_TASK DESCRIPTION_:
Find the lines holding "name" and copy them.

----- GIVEN INFORMATION

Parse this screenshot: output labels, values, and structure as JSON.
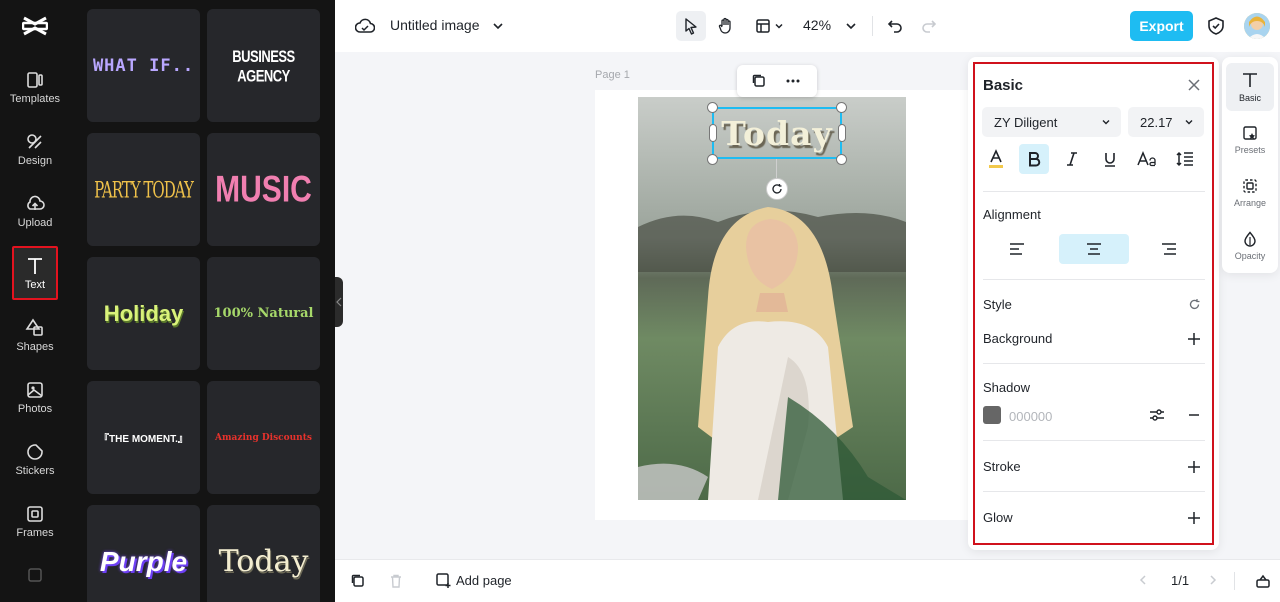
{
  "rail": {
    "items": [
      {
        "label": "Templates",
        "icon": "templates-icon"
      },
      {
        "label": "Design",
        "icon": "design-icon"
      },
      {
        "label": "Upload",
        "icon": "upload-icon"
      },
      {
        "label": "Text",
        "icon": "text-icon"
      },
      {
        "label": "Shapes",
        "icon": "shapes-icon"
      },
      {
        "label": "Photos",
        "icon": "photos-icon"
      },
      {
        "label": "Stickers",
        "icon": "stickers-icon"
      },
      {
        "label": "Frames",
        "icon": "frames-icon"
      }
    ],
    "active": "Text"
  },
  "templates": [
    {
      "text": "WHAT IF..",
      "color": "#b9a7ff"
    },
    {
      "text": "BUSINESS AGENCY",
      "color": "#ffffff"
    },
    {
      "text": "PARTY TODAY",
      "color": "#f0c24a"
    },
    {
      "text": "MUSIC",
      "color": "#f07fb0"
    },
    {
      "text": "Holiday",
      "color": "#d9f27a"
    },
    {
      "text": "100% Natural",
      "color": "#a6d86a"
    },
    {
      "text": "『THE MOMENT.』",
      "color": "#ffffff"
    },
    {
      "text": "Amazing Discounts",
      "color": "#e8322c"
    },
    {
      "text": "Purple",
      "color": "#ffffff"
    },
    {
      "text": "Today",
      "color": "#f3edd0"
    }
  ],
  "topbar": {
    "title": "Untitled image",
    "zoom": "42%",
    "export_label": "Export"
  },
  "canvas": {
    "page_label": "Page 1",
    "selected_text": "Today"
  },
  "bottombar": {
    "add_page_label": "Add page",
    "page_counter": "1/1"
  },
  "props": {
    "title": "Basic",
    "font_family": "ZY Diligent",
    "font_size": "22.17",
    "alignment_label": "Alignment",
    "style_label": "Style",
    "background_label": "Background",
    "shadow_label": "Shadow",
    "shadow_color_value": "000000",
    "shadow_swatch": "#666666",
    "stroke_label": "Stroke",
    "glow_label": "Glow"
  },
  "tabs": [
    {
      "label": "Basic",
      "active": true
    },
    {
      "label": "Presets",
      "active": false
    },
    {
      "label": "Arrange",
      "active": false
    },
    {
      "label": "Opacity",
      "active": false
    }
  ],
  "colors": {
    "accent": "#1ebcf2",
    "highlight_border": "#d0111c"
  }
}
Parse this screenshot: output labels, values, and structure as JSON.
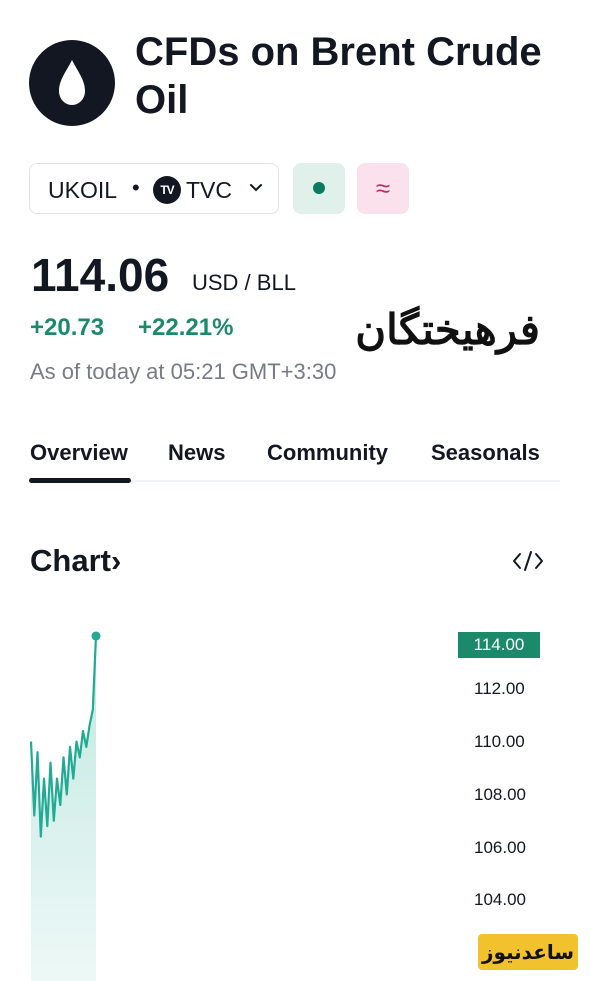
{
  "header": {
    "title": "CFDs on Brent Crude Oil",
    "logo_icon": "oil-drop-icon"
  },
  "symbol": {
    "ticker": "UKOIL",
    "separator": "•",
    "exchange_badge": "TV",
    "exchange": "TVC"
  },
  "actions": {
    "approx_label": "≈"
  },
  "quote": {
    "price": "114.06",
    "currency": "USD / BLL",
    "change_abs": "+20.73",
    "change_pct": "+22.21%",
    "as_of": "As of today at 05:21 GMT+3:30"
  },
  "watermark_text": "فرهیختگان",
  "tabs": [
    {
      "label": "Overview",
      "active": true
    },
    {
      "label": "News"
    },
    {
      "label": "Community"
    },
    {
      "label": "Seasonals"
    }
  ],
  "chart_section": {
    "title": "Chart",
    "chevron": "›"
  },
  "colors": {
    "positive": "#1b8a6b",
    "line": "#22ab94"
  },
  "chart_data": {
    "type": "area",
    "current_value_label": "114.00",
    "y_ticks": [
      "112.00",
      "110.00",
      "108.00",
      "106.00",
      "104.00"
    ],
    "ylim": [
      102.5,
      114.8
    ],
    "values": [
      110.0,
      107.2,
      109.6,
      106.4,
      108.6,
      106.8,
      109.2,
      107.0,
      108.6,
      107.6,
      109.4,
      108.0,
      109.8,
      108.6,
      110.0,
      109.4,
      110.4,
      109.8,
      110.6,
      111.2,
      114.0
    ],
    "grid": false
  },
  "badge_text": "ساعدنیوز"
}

----------
----- GIVEN INFORMATION

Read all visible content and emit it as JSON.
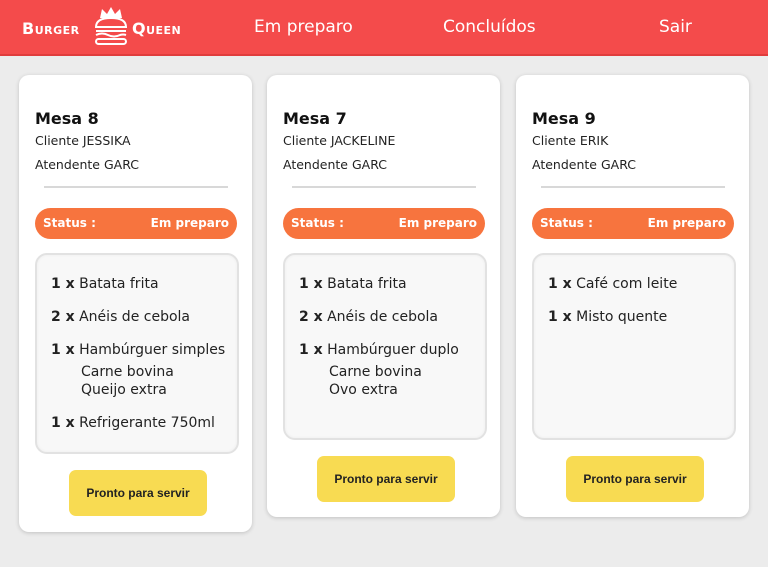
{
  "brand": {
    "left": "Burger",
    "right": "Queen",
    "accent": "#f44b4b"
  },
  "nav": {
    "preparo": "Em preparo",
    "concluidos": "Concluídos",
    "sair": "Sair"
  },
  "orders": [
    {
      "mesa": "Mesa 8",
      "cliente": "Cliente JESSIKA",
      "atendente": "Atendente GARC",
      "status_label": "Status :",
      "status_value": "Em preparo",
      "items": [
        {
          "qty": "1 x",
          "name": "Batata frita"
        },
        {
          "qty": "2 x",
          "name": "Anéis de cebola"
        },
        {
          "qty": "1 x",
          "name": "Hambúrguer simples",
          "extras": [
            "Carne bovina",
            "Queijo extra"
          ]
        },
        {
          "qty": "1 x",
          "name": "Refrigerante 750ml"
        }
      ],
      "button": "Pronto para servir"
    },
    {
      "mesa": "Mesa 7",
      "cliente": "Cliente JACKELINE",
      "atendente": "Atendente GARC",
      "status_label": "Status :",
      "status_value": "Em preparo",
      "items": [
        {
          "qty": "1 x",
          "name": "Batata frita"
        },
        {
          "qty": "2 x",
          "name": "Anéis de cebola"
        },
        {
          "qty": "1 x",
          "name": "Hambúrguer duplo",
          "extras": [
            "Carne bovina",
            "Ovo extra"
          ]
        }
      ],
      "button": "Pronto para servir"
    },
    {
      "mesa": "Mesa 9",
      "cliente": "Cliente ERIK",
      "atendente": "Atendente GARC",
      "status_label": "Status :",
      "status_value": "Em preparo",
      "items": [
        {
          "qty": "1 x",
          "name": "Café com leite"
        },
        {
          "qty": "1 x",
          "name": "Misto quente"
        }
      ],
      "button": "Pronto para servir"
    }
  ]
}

----------

_FINAL ANSWER_:
          "name": "Batata frita"
          "name": "Anéis de cebola"
          "name": "Hambúrguer simples",
          "name": "Refrigerante 750ml"
          "name": "Batata frita"
          "name": "Anéis de cebola"
          "name": "Hambúrguer duplo",
          "name": "Café com leite"
          "name": "Misto quente"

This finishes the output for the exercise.